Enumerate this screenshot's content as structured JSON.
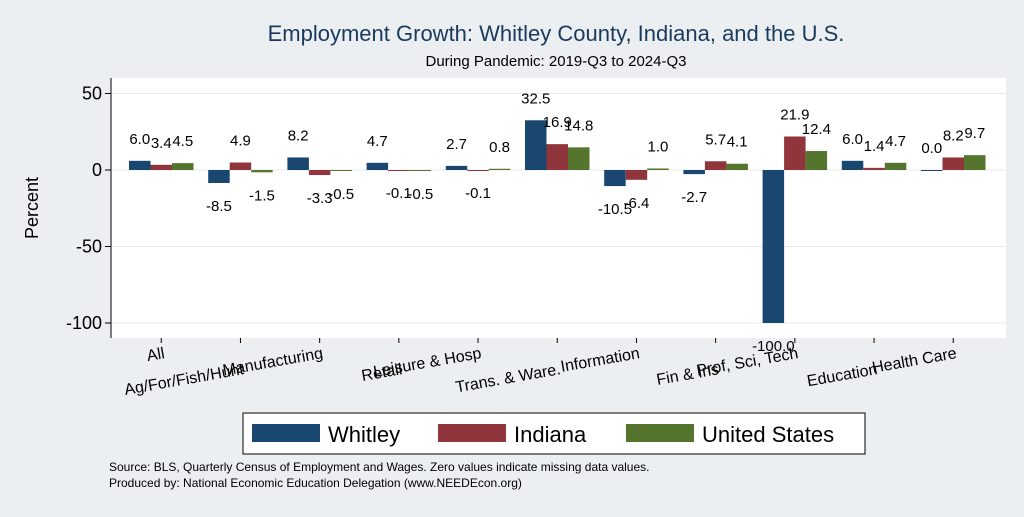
{
  "chart_data": {
    "type": "bar",
    "title": "Employment Growth: Whitley County, Indiana, and the U.S.",
    "subtitle": "During Pandemic: 2019-Q3 to 2024-Q3",
    "xlabel": "",
    "ylabel": "Percent",
    "ylim": [
      -110,
      60
    ],
    "yticks": [
      50,
      0,
      -50,
      -100
    ],
    "grid": true,
    "legend_position": "bottom",
    "categories": [
      "All",
      "Ag/For/Fish/Hunt",
      "Manufacturing",
      "Retail",
      "Leisure & Hosp",
      "Trans. & Ware.",
      "Information",
      "Fin & Ins",
      "Prof, Sci, Tech",
      "Education",
      "Health Care"
    ],
    "series": [
      {
        "name": "Whitley",
        "color": "#1a476f",
        "values": [
          6.0,
          -8.5,
          8.2,
          4.7,
          2.7,
          32.5,
          -10.5,
          -2.7,
          -100.0,
          6.0,
          0.0
        ]
      },
      {
        "name": "Indiana",
        "color": "#90353b",
        "values": [
          3.4,
          4.9,
          -3.3,
          -0.1,
          -0.1,
          16.9,
          -6.4,
          5.7,
          21.9,
          1.4,
          8.2
        ]
      },
      {
        "name": "United States",
        "color": "#55752f",
        "values": [
          4.5,
          -1.5,
          -0.5,
          -0.5,
          0.8,
          14.8,
          1.0,
          4.1,
          12.4,
          4.7,
          9.7
        ]
      }
    ],
    "value_labels": [
      [
        "6.0",
        "3.4",
        "4.5"
      ],
      [
        "-8.5",
        "4.9",
        "-1.5"
      ],
      [
        "8.2",
        "-3.3",
        "-0.5"
      ],
      [
        "4.7",
        "-0.1",
        "-0.5"
      ],
      [
        "2.7",
        "-0.1",
        "0.8"
      ],
      [
        "32.5",
        "16.9",
        "14.8"
      ],
      [
        "-10.5",
        "-6.4",
        "1.0"
      ],
      [
        "-2.7",
        "5.7",
        "4.1"
      ],
      [
        "-100.0",
        "21.9",
        "12.4"
      ],
      [
        "6.0",
        "1.4",
        "4.7"
      ],
      [
        "0.0",
        "8.2",
        "9.7"
      ]
    ]
  },
  "footer": {
    "source": "Source: BLS, Quarterly Census of Employment and Wages. Zero values indicate missing data values.",
    "produced_by": "Produced by: National Economic Education Delegation (www.NEEDEcon.org)"
  },
  "colors": {
    "background": "#ebeff2",
    "plot_background": "#ffffff",
    "title": "#1a3a5c"
  }
}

# # # # # # #

-- INSTRUCTIONS TO FOLLOW --
Copy out the records above in full, exactly as written, but not the pictures.

-- FULL ANSWER --
Enumerate this screenshot's content as structured JSON.
{
  "chart_data": {
    "type": "bar",
    "title": "Employment Growth: Whitley County, Indiana, and the U.S.",
    "subtitle": "During Pandemic: 2019-Q3 to 2024-Q3",
    "xlabel": "",
    "ylabel": "Percent",
    "ylim": [
      -110,
      60
    ],
    "yticks": [
      50,
      0,
      -50,
      -100
    ],
    "grid": true,
    "legend_position": "bottom",
    "categories": [
      "All",
      "Ag/For/Fish/Hunt",
      "Manufacturing",
      "Retail",
      "Leisure & Hosp",
      "Trans. & Ware.",
      "Information",
      "Fin & Ins",
      "Prof, Sci, Tech",
      "Education",
      "Health Care"
    ],
    "series": [
      {
        "name": "Whitley",
        "color": "#1a476f",
        "values": [
          6.0,
          -8.5,
          8.2,
          4.7,
          2.7,
          32.5,
          -10.5,
          -2.7,
          -100.0,
          6.0,
          0.0
        ]
      },
      {
        "name": "Indiana",
        "color": "#90353b",
        "values": [
          3.4,
          4.9,
          -3.3,
          -0.1,
          -0.1,
          16.9,
          -6.4,
          5.7,
          21.9,
          1.4,
          8.2
        ]
      },
      {
        "name": "United States",
        "color": "#55752f",
        "values": [
          4.5,
          -1.5,
          -0.5,
          -0.5,
          0.8,
          14.8,
          1.0,
          4.1,
          12.4,
          4.7,
          9.7
        ]
      }
    ],
    "value_labels": [
      [
        "6.0",
        "3.4",
        "4.5"
      ],
      [
        "-8.5",
        "4.9",
        "-1.5"
      ],
      [
        "8.2",
        "-3.3",
        "-0.5"
      ],
      [
        "4.7",
        "-0.1",
        "-0.5"
      ],
      [
        "2.7",
        "-0.1",
        "0.8"
      ],
      [
        "32.5",
        "16.9",
        "14.8"
      ],
      [
        "-10.5",
        "-6.4",
        "1.0"
      ],
      [
        "-2.7",
        "5.7",
        "4.1"
      ],
      [
        "-100.0",
        "21.9",
        "12.4"
      ],
      [
        "6.0",
        "1.4",
        "4.7"
      ],
      [
        "0.0",
        "8.2",
        "9.7"
      ]
    ]
  },
  "footer": {
    "source": "Source: BLS, Quarterly Census of Employment and Wages. Zero values indicate missing data values.",
    "produced_by": "Produced by: National Economic Education Delegation (www.NEEDEcon.org)"
  },
  "colors": {
    "background": "#ebeff2",
    "plot_background": "#ffffff",
    "title": "#1a3a5c"
  }
}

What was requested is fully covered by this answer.